Set exercise | Copy the data verbatim, beginning with its first line and ending with the line that contains "9, 110, 27]", both included.

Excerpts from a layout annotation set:
------------------------------------------------------------
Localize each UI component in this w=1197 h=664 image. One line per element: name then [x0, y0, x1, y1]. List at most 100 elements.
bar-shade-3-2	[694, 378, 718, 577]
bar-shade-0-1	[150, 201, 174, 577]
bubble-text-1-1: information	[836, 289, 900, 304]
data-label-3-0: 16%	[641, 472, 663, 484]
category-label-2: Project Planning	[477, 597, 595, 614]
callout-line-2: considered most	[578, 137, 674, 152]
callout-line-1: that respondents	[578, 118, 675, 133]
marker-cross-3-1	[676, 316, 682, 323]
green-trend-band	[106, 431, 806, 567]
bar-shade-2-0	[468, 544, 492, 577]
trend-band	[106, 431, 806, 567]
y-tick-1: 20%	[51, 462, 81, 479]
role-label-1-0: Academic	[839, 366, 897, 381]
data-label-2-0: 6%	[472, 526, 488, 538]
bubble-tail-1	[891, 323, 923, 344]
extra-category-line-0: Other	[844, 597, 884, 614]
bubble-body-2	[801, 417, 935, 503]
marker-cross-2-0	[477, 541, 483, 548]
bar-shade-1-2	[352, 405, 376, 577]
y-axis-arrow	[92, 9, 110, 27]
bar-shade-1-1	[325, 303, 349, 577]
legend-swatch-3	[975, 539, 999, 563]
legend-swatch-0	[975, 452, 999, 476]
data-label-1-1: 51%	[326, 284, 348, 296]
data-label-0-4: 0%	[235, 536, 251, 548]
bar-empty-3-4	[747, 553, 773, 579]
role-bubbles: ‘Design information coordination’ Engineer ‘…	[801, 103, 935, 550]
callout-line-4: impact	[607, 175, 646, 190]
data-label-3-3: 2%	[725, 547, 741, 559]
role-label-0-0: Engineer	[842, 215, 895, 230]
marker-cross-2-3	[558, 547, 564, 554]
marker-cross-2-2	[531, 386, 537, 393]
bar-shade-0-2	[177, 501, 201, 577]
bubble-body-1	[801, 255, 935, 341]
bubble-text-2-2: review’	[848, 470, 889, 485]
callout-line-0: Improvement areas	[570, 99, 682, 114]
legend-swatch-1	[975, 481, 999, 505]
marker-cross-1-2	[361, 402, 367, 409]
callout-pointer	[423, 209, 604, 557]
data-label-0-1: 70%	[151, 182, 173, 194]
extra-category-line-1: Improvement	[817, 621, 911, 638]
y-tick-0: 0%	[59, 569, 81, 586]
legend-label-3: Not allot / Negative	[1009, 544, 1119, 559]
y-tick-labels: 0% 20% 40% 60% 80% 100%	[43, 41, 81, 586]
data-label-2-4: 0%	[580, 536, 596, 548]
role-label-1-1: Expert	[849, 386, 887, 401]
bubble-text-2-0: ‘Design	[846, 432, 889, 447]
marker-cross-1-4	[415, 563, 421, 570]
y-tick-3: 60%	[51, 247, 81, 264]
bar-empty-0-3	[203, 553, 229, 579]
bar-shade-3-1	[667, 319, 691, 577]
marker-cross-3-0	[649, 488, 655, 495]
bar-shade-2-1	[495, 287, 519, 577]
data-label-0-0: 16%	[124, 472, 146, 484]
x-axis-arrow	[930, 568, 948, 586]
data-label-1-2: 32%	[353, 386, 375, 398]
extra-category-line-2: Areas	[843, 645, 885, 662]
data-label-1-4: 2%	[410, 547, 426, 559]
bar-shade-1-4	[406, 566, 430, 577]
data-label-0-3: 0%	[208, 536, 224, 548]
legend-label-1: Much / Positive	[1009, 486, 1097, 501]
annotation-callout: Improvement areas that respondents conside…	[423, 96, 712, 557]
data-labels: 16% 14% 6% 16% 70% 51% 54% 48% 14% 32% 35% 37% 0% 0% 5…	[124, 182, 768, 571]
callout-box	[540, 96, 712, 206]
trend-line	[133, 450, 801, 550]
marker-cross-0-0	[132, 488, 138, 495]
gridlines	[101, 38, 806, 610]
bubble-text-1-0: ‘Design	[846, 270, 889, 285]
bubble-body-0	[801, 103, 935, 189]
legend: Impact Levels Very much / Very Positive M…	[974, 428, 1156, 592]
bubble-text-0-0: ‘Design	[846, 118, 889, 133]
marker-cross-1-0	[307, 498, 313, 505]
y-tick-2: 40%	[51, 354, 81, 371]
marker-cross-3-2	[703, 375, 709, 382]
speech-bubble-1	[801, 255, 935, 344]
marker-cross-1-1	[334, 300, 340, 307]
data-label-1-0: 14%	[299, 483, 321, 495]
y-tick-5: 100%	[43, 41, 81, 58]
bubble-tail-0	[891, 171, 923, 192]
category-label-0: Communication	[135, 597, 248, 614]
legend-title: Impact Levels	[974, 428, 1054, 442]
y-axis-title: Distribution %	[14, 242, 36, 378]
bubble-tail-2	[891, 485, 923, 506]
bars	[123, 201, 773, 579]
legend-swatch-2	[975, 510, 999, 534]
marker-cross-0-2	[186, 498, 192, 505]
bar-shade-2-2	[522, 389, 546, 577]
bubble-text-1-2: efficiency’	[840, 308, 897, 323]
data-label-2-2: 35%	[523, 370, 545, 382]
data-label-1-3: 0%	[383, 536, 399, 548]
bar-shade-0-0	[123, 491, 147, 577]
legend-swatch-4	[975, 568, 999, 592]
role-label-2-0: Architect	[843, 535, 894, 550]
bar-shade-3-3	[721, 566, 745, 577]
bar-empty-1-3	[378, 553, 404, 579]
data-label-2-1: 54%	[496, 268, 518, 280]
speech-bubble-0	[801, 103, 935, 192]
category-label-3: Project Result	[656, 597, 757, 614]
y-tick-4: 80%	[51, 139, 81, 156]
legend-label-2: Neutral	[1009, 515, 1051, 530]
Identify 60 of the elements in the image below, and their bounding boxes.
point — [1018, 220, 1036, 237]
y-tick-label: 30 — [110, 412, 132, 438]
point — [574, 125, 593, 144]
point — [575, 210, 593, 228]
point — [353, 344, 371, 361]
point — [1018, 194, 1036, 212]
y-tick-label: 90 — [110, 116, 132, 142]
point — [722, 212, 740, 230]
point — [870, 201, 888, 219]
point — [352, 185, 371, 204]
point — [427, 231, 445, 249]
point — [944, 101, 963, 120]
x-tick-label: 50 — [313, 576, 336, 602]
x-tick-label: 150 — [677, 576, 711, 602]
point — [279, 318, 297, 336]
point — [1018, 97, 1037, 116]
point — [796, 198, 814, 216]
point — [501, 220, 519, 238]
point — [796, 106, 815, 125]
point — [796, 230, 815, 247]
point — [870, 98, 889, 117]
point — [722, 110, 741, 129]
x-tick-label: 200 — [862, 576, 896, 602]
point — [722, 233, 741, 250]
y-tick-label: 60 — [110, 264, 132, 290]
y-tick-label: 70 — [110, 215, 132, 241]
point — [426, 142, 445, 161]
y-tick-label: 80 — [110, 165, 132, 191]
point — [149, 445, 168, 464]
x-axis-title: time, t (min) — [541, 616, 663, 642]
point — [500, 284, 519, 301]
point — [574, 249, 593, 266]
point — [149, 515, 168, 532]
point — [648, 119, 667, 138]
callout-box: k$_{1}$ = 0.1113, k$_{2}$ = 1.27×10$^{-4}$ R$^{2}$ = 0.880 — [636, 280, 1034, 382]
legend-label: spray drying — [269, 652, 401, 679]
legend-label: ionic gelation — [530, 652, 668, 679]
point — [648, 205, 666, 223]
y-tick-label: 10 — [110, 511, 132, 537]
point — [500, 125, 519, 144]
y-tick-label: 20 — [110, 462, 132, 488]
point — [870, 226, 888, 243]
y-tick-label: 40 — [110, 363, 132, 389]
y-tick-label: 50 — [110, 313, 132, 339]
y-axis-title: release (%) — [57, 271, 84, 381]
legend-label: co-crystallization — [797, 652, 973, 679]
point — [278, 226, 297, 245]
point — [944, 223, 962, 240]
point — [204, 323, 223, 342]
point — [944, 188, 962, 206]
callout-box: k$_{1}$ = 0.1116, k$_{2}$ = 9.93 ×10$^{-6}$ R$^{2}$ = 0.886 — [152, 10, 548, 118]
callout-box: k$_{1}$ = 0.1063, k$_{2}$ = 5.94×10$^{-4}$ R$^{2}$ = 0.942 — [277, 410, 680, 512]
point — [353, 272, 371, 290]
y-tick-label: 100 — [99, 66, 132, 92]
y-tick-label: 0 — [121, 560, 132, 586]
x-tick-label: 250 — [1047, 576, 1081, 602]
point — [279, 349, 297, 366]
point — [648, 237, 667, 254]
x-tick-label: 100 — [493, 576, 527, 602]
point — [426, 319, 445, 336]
------------------------------------------------------------
Complete response |
Localize each UI component in this w=1197 h=664 image. One line per element: name then [x0, y0, x1, y1]. List at most 100 elements.
bar-shade-3-2	[694, 378, 718, 577]
bar-shade-0-1	[150, 201, 174, 577]
bubble-text-1-1: information	[836, 289, 900, 304]
data-label-3-0: 16%	[641, 472, 663, 484]
category-label-2: Project Planning	[477, 597, 595, 614]
callout-line-2: considered most	[578, 137, 674, 152]
callout-line-1: that respondents	[578, 118, 675, 133]
marker-cross-3-1	[676, 316, 682, 323]
green-trend-band	[106, 431, 806, 567]
bar-shade-2-0	[468, 544, 492, 577]
trend-band	[106, 431, 806, 567]
y-tick-1: 20%	[51, 462, 81, 479]
role-label-1-0: Academic	[839, 366, 897, 381]
data-label-2-0: 6%	[472, 526, 488, 538]
bubble-tail-1	[891, 323, 923, 344]
extra-category-line-0: Other	[844, 597, 884, 614]
bubble-body-2	[801, 417, 935, 503]
marker-cross-2-0	[477, 541, 483, 548]
bar-shade-1-2	[352, 405, 376, 577]
y-axis-arrow	[92, 9, 110, 27]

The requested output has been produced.